>> begin

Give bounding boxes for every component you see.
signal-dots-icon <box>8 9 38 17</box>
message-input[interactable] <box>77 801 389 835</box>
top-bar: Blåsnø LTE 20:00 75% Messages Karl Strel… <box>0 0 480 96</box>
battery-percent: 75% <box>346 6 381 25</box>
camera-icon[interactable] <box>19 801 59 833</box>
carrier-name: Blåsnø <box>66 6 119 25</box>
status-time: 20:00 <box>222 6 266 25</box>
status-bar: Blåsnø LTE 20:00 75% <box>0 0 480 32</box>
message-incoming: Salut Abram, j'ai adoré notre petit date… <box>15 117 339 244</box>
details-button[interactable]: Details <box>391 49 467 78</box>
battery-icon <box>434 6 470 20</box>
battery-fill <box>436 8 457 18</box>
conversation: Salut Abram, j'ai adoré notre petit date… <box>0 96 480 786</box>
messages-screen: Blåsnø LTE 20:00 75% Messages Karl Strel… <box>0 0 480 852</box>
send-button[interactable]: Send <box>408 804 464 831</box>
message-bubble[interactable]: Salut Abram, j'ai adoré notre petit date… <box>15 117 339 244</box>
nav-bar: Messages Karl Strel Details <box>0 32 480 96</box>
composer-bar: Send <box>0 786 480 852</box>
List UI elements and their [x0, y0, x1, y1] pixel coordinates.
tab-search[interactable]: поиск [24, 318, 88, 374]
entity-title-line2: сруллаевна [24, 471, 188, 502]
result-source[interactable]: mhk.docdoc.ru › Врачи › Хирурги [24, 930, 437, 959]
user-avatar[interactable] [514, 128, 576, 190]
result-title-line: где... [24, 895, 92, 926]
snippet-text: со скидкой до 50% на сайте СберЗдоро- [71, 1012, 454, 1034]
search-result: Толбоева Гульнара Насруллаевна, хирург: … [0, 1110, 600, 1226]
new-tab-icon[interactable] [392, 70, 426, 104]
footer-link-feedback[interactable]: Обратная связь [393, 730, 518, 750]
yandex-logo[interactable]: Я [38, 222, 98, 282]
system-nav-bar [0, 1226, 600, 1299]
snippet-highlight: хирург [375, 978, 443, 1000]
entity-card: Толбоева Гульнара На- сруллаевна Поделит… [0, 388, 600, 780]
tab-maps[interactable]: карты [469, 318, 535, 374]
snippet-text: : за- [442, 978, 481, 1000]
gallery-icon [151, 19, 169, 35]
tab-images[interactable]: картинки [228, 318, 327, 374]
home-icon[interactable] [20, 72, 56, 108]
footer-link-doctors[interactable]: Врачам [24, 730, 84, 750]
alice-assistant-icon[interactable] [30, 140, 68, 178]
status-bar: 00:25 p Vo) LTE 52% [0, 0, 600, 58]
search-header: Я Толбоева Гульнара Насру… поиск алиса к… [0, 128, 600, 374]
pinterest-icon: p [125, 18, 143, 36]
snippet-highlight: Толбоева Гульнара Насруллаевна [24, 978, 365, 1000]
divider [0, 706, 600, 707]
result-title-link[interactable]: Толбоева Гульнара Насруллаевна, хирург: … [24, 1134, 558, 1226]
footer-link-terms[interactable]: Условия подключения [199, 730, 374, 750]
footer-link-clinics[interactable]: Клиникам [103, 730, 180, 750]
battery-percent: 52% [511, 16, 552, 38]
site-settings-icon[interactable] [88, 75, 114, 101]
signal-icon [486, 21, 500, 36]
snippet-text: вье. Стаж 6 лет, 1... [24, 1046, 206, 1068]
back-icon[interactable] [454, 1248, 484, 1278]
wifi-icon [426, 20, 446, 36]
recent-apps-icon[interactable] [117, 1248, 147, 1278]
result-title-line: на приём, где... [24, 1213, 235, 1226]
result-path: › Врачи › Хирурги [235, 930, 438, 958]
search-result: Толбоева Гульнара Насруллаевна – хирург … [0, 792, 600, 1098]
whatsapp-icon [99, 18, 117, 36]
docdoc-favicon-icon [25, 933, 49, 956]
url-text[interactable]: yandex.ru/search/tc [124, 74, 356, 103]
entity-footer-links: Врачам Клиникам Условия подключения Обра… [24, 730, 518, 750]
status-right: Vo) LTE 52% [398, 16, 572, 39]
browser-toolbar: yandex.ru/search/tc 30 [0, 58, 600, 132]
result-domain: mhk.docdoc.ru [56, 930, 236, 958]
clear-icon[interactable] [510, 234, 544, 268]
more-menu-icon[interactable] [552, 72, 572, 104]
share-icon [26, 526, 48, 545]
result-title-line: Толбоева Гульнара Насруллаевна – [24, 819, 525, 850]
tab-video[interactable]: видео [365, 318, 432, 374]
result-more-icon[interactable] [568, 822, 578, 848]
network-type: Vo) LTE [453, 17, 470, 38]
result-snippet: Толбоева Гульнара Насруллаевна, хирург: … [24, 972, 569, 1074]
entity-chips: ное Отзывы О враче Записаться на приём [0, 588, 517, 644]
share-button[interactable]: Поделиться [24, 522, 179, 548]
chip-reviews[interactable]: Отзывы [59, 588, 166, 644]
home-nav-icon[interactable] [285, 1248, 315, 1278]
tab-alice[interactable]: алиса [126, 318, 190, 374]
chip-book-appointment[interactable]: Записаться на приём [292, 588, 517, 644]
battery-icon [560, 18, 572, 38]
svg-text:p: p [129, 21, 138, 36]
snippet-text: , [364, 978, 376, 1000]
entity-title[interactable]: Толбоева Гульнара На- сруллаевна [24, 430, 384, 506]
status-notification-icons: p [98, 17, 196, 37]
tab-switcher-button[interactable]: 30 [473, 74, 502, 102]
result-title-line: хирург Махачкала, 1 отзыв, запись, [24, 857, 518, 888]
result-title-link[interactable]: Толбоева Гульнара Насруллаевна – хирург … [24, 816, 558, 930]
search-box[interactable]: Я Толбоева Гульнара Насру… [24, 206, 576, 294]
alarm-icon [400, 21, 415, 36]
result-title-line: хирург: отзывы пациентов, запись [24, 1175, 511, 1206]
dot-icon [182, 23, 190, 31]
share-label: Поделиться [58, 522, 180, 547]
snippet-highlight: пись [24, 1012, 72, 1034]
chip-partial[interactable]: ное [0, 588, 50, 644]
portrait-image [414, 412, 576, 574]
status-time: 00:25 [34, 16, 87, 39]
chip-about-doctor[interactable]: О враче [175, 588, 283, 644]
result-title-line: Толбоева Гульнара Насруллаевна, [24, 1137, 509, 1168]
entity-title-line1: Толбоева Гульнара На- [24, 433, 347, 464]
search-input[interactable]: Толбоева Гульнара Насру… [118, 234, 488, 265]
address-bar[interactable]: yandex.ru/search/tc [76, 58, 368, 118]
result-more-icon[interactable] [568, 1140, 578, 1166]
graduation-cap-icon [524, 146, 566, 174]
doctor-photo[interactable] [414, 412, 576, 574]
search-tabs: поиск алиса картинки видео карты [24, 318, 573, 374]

>> end

## GIVEN INSTRUCTION
Turn the lines above into a numbered list, leaving out any blank lines.

## TASK ANSWER
1. Give bounding boxes for every component you see.
2. signal-dots-icon <box>8 9 38 17</box>
3. message-input[interactable] <box>77 801 389 835</box>
4. top-bar: Blåsnø LTE 20:00 75% Messages Karl Strel… <box>0 0 480 96</box>
5. battery-percent: 75% <box>346 6 381 25</box>
6. camera-icon[interactable] <box>19 801 59 833</box>
7. carrier-name: Blåsnø <box>66 6 119 25</box>
8. status-time: 20:00 <box>222 6 266 25</box>
9. status-bar: Blåsnø LTE 20:00 75% <box>0 0 480 32</box>
10. message-incoming: Salut Abram, j'ai adoré notre petit date… <box>15 117 339 244</box>
11. details-button[interactable]: Details <box>391 49 467 78</box>
12. battery-icon <box>434 6 470 20</box>
13. battery-fill <box>436 8 457 18</box>
14. conversation: Salut Abram, j'ai adoré notre petit date… <box>0 96 480 786</box>
15. messages-screen: Blåsnø LTE 20:00 75% Messages Karl Strel… <box>0 0 480 852</box>
16. send-button[interactable]: Send <box>408 804 464 831</box>
17. message-bubble[interactable]: Salut Abram, j'ai adoré notre petit date… <box>15 117 339 244</box>
18. nav-bar: Messages Karl Strel Details <box>0 32 480 96</box>
19. composer-bar: Send <box>0 786 480 852</box>
20. List UI elements and their [x0, y0, x1, y1] pixel coordinates.
21. tab-search[interactable]: поиск [24, 318, 88, 374]
22. entity-title-line2: сруллаевна [24, 471, 188, 502]
23. result-source[interactable]: mhk.docdoc.ru › Врачи › Хирурги [24, 930, 437, 959]
24. user-avatar[interactable] [514, 128, 576, 190]
25. result-title-line: где... [24, 895, 92, 926]
26. snippet-text: со скидкой до 50% на сайте СберЗдоро- [71, 1012, 454, 1034]
27. search-result: Толбоева Гульнара Насруллаевна, хирург: … [0, 1110, 600, 1226]
28. new-tab-icon[interactable] [392, 70, 426, 104]
29. footer-link-feedback[interactable]: Обратная связь [393, 730, 518, 750]
30. yandex-logo[interactable]: Я [38, 222, 98, 282]
31. system-nav-bar [0, 1226, 600, 1299]
32. snippet-highlight: хирург [375, 978, 443, 1000]
33. entity-card: Толбоева Гульнара На- сруллаевна Поделит… [0, 388, 600, 780]
34. tab-maps[interactable]: карты [469, 318, 535, 374]
35. snippet-text: : за- [442, 978, 481, 1000]
36. gallery-icon [151, 19, 169, 35]
37. tab-images[interactable]: картинки [228, 318, 327, 374]
38. home-icon[interactable] [20, 72, 56, 108]
39. footer-link-doctors[interactable]: Врачам [24, 730, 84, 750]
40. alice-assistant-icon[interactable] [30, 140, 68, 178]
41. status-bar: 00:25 p Vo) LTE 52% [0, 0, 600, 58]
42. search-header: Я Толбоева Гульнара Насру… поиск алиса к… [0, 128, 600, 374]
43. pinterest-icon: p [125, 18, 143, 36]
44. snippet-highlight: Толбоева Гульнара Насруллаевна [24, 978, 365, 1000]
45. divider [0, 706, 600, 707]
46. result-title-link[interactable]: Толбоева Гульнара Насруллаевна, хирург: … [24, 1134, 558, 1226]
47. footer-link-terms[interactable]: Условия подключения [199, 730, 374, 750]
48. footer-link-clinics[interactable]: Клиникам [103, 730, 180, 750]
49. battery-percent: 52% [511, 16, 552, 38]
50. site-settings-icon[interactable] [88, 75, 114, 101]
51. signal-icon [486, 21, 500, 36]
52. snippet-text: вье. Стаж 6 лет, 1... [24, 1046, 206, 1068]
53. back-icon[interactable] [454, 1248, 484, 1278]
54. wifi-icon [426, 20, 446, 36]
55. recent-apps-icon[interactable] [117, 1248, 147, 1278]
56. result-title-line: на приём, где... [24, 1213, 235, 1226]
57. result-path: › Врачи › Хирурги [235, 930, 438, 958]
58. search-result: Толбоева Гульнара Насруллаевна – хирург … [0, 792, 600, 1098]
59. whatsapp-icon [99, 18, 117, 36]
60. docdoc-favicon-icon [25, 933, 49, 956]
61. url-text[interactable]: yandex.ru/search/tc [124, 74, 356, 103]
62. entity-footer-links: Врачам Клиникам Условия подключения Обра… [24, 730, 518, 750]
63. status-right: Vo) LTE 52% [398, 16, 572, 39]
64. browser-toolbar: yandex.ru/search/tc 30 [0, 58, 600, 132]
65. result-domain: mhk.docdoc.ru [56, 930, 236, 958]
66. clear-icon[interactable] [510, 234, 544, 268]
67. more-menu-icon[interactable] [552, 72, 572, 104]
68. share-icon [26, 526, 48, 545]
69. result-title-line: Толбоева Гульнара Насруллаевна – [24, 819, 525, 850]
70. tab-video[interactable]: видео [365, 318, 432, 374]
71. result-more-icon[interactable] [568, 822, 578, 848]
72. network-type: Vo) LTE [453, 17, 470, 38]
73. result-snippet: Толбоева Гульнара Насруллаевна, хирург: … [24, 972, 569, 1074]
74. entity-chips: ное Отзывы О враче Записаться на приём [0, 588, 517, 644]
75. share-button[interactable]: Поделиться [24, 522, 179, 548]
76. chip-reviews[interactable]: Отзывы [59, 588, 166, 644]
77. home-nav-icon[interactable] [285, 1248, 315, 1278]
78. tab-alice[interactable]: алиса [126, 318, 190, 374]
79. chip-book-appointment[interactable]: Записаться на приём [292, 588, 517, 644]
80. battery-icon [560, 18, 572, 38]
81. svg-text:p: p [129, 21, 138, 36]
82. snippet-text: , [364, 978, 376, 1000]
83. entity-title[interactable]: Толбоева Гульнара На- сруллаевна [24, 430, 384, 506]
84. status-notification-icons: p [98, 17, 196, 37]
85. tab-switcher-button[interactable]: 30 [473, 74, 502, 102]
86. result-title-line: хирург Махачкала, 1 отзыв, запись, [24, 857, 518, 888]
87. result-title-link[interactable]: Толбоева Гульнара Насруллаевна – хирург … [24, 816, 558, 930]
88. search-box[interactable]: Я Толбоева Гульнара Насру… [24, 206, 576, 294]
89. alarm-icon [400, 21, 415, 36]
90. result-title-line: хирург: отзывы пациентов, запись [24, 1175, 511, 1206]
91. dot-icon [182, 23, 190, 31]
92. share-label: Поделиться [58, 522, 180, 547]
93. snippet-highlight: пись [24, 1012, 72, 1034]
94. chip-partial[interactable]: ное [0, 588, 50, 644]
95. portrait-image [414, 412, 576, 574]
96. status-time: 00:25 [34, 16, 87, 39]
97. chip-about-doctor[interactable]: О враче [175, 588, 283, 644]
98. result-title-line: Толбоева Гульнара Насруллаевна, [24, 1137, 509, 1168]
99. entity-title-line1: Толбоева Гульнара На- [24, 433, 347, 464]
100. search-input[interactable]: Толбоева Гульнара Насру… [118, 234, 488, 265]
101. address-bar[interactable]: yandex.ru/search/tc [76, 58, 368, 118]
102. result-more-icon[interactable] [568, 1140, 578, 1166]
103. graduation-cap-icon [524, 146, 566, 174]
104. doctor-photo[interactable] [414, 412, 576, 574]
105. search-tabs: поиск алиса картинки видео карты [24, 318, 573, 374]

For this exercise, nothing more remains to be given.